-- Begin GIVEN DATA --

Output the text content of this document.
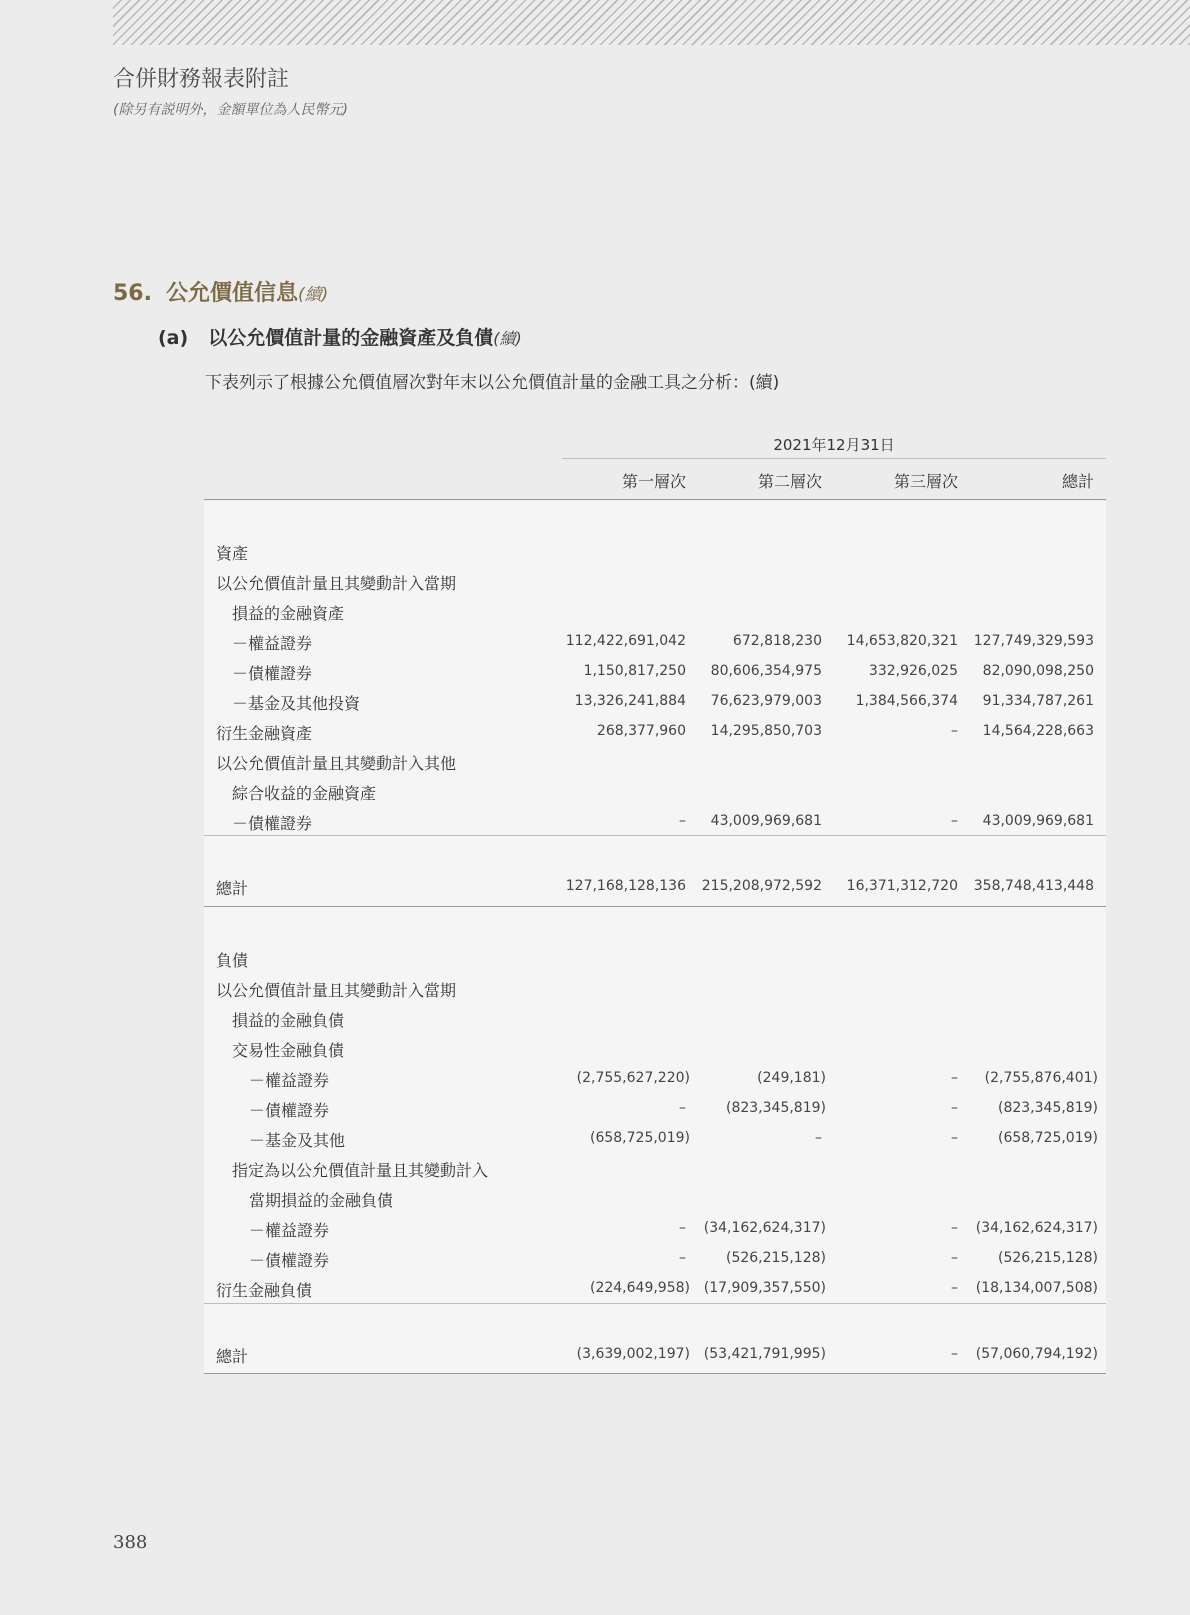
合併財務報表附註
(除另有説明外，金額單位為人民幣元)
56. 公允價值信息(續)
(a) 以公允價值計量的金融資產及負債(續)
下表列示了根據公允價值層次對年末以公允價值計量的金融工具之分析：(續)
2021年12月31日
第一層次	第二層次	第三層次	總計
資產
以公允價值計量且其變動計入當期
損益的金融資產
－權益證券	112,422,691,042	672,818,230	14,653,820,321	127,749,329,593
－債權證券	1,150,817,250	80,606,354,975	332,926,025	82,090,098,250
－基金及其他投資	13,326,241,884	76,623,979,003	1,384,566,374	91,334,787,261
衍生金融資產	268,377,960	14,295,850,703	–	14,564,228,663
以公允價值計量且其變動計入其他
綜合收益的金融資產
－債權證券	–	43,009,969,681	–	43,009,969,681
總計	127,168,128,136	215,208,972,592	16,371,312,720	358,748,413,448
負債
以公允價值計量且其變動計入當期
損益的金融負債
交易性金融負債
－權益證券	(2,755,627,220)	(249,181)	–	(2,755,876,401)
－債權證券	–	(823,345,819)	–	(823,345,819)
－基金及其他	(658,725,019)	–	–	(658,725,019)
指定為以公允價值計量且其變動計入
當期損益的金融負債
－權益證券	–	(34,162,624,317)	–	(34,162,624,317)
－債權證券	–	(526,215,128)	–	(526,215,128)
衍生金融負債	(224,649,958) (17,909,357,550)	–	(18,134,007,508)
總計	(3,639,002,197) (53,421,791,995)	–	(57,060,794,192)
388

-- End GIVEN DATA --

REQUIREMENT: Copy down every line of the material above that includes the string "債權證券".

ANSWER TO THE EXERCISE:
－債權證券	1,150,817,250	80,606,354,975	332,926,025	82,090,098,250
－債權證券	–	43,009,969,681	–	43,009,969,681
－債權證券	–	(823,345,819)	–	(823,345,819)
－債權證券	–	(526,215,128)	–	(526,215,128)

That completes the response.